◆ Given exercise
Will you output all of the data below exactly, omitting the images?
>> Start Data for the task
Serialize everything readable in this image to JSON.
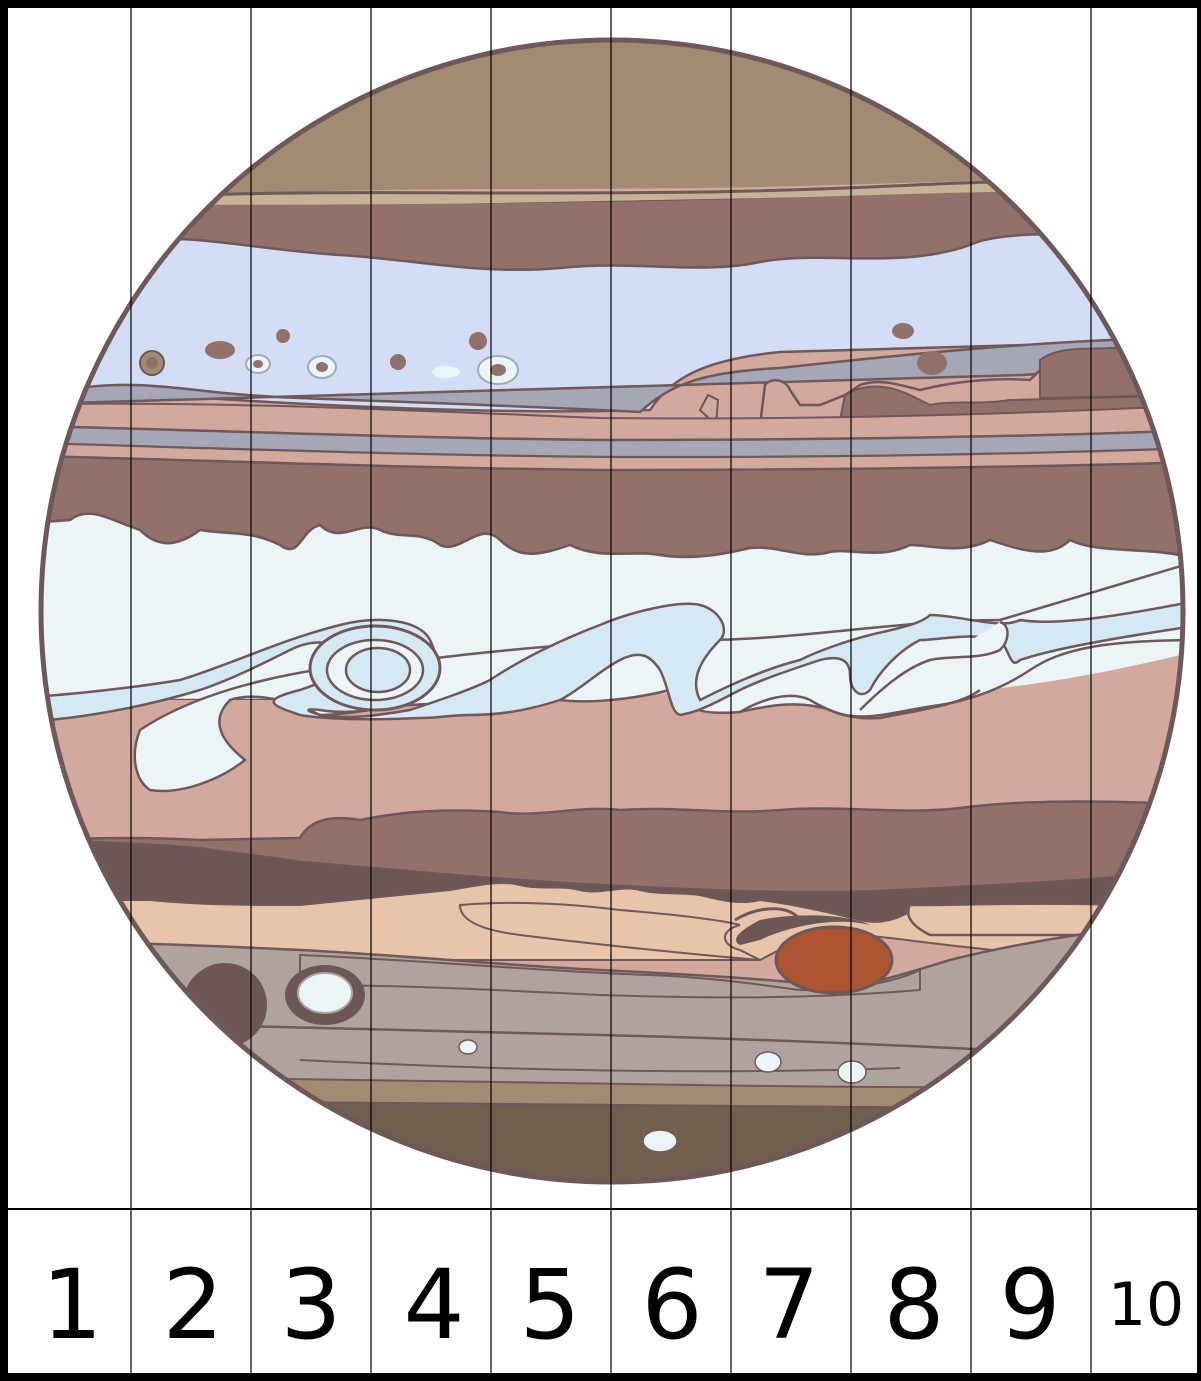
{
  "strips": [
    {
      "number": "1"
    },
    {
      "number": "2"
    },
    {
      "number": "3"
    },
    {
      "number": "4"
    },
    {
      "number": "5"
    },
    {
      "number": "6"
    },
    {
      "number": "7"
    },
    {
      "number": "8"
    },
    {
      "number": "9"
    },
    {
      "number": "10"
    }
  ],
  "planet": {
    "subject": "jupiter-illustration",
    "colors": {
      "outline": "#6e585a",
      "top_cap": "#a38a72",
      "dark_band": "#93716b",
      "lavender": "#d4ddf6",
      "pink_band": "#d4a99d",
      "steel_band": "#a5a7b6",
      "white_zone": "#ebf4f7",
      "swirl": "#d5e9f4",
      "deep_band": "#6d5656",
      "peach": "#e8c5aa",
      "great_red_spot": "#ad5532",
      "gray_band": "#b0a39d",
      "bottom_cap": "#71604f"
    }
  }
}
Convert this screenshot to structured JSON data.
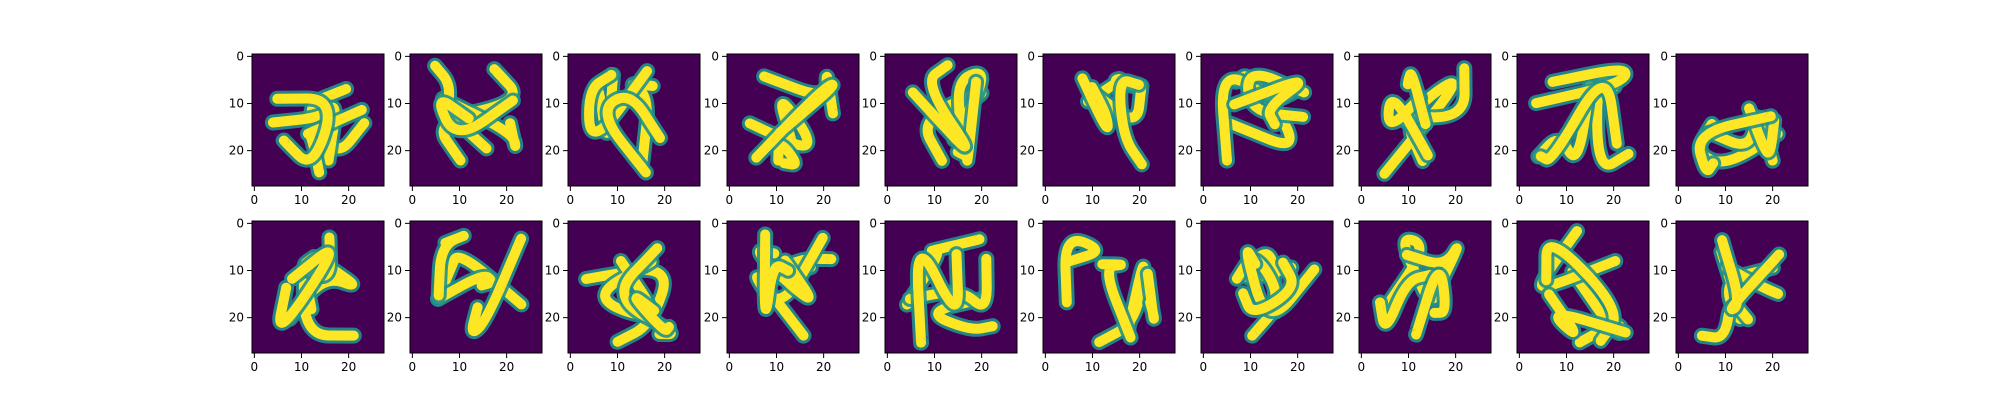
{
  "chart_data": {
    "type": "heatmap",
    "layout": {
      "rows": 2,
      "cols": 10
    },
    "image_size": [
      28,
      28
    ],
    "x_ticks": [
      0,
      10,
      20
    ],
    "y_ticks": [
      0,
      10,
      20
    ],
    "x_tick_labels": [
      "0",
      "10",
      "20"
    ],
    "y_tick_labels": [
      "0",
      "10",
      "20"
    ],
    "colormap": {
      "low": "#440154",
      "mid": "#21918c",
      "high": "#fde725"
    },
    "row_labels": [],
    "panels_per_row": 10
  }
}
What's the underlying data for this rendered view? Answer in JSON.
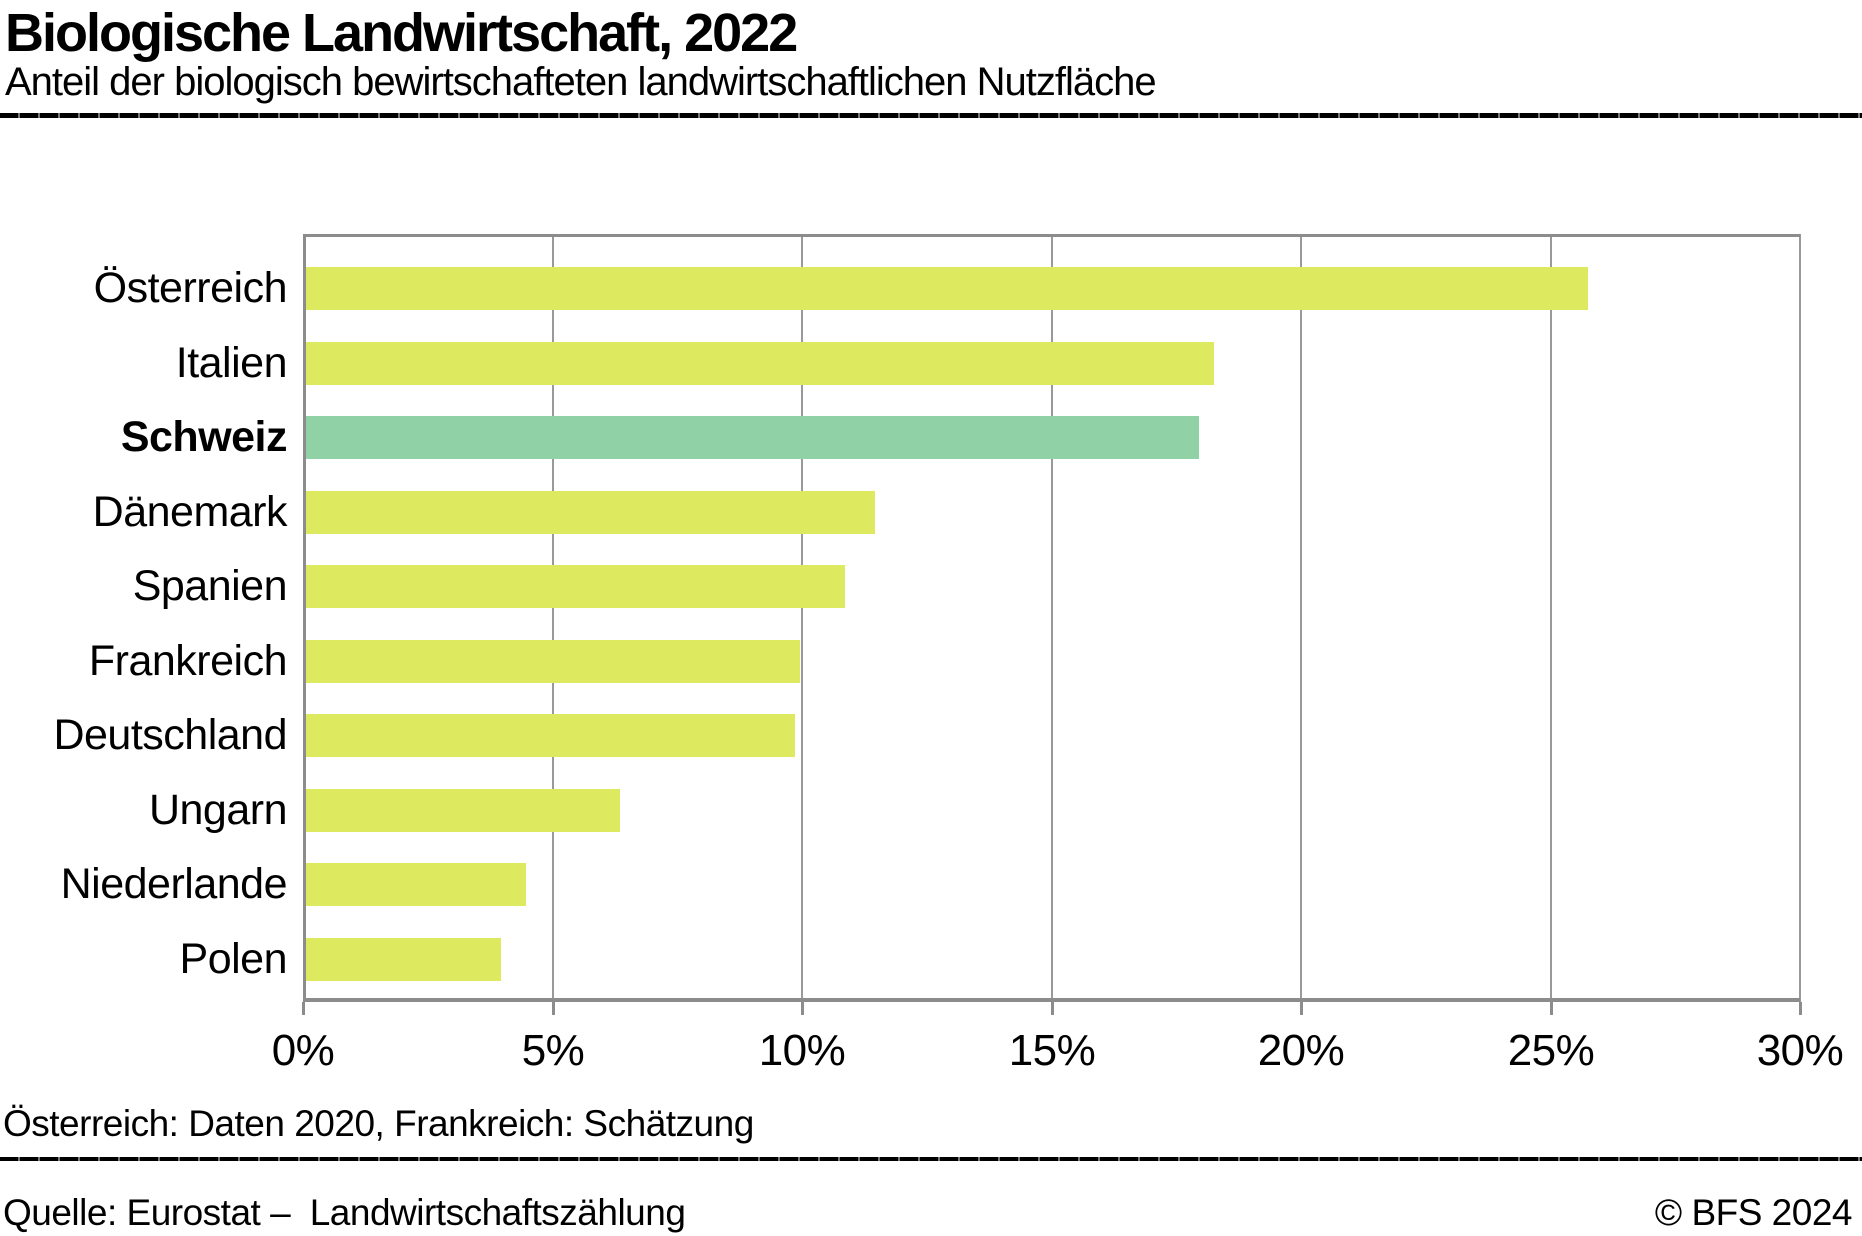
>> End Data for the task
◆ Result of the task
Serialize everything readable in this image to JSON.
{
  "strips": [
    {
      "number": "1"
    },
    {
      "number": "2"
    },
    {
      "number": "3"
    },
    {
      "number": "4"
    },
    {
      "number": "5"
    },
    {
      "number": "6"
    },
    {
      "number": "7"
    },
    {
      "number": "8"
    },
    {
      "number": "9"
    },
    {
      "number": "10"
    }
  ],
  "planet": {
    "subject": "jupiter-illustration",
    "colors": {
      "outline": "#6e585a",
      "top_cap": "#a38a72",
      "dark_band": "#93716b",
      "lavender": "#d4ddf6",
      "pink_band": "#d4a99d",
      "steel_band": "#a5a7b6",
      "white_zone": "#ebf4f7",
      "swirl": "#d5e9f4",
      "deep_band": "#6d5656",
      "peach": "#e8c5aa",
      "great_red_spot": "#ad5532",
      "gray_band": "#b0a39d",
      "bottom_cap": "#71604f"
    }
  }
}
Convert this screenshot to structured JSON data.
{
  "chart_data": {
    "type": "heatmap",
    "layout": {
      "rows": 2,
      "cols": 10
    },
    "image_size": [
      28,
      28
    ],
    "x_ticks": [
      0,
      10,
      20
    ],
    "y_ticks": [
      0,
      10,
      20
    ],
    "x_tick_labels": [
      "0",
      "10",
      "20"
    ],
    "y_tick_labels": [
      "0",
      "10",
      "20"
    ],
    "colormap": {
      "low": "#440154",
      "mid": "#21918c",
      "high": "#fde725"
    },
    "row_labels": [],
    "panels_per_row": 10
  }
}
What's the underlying data for this rendered view? Answer in JSON.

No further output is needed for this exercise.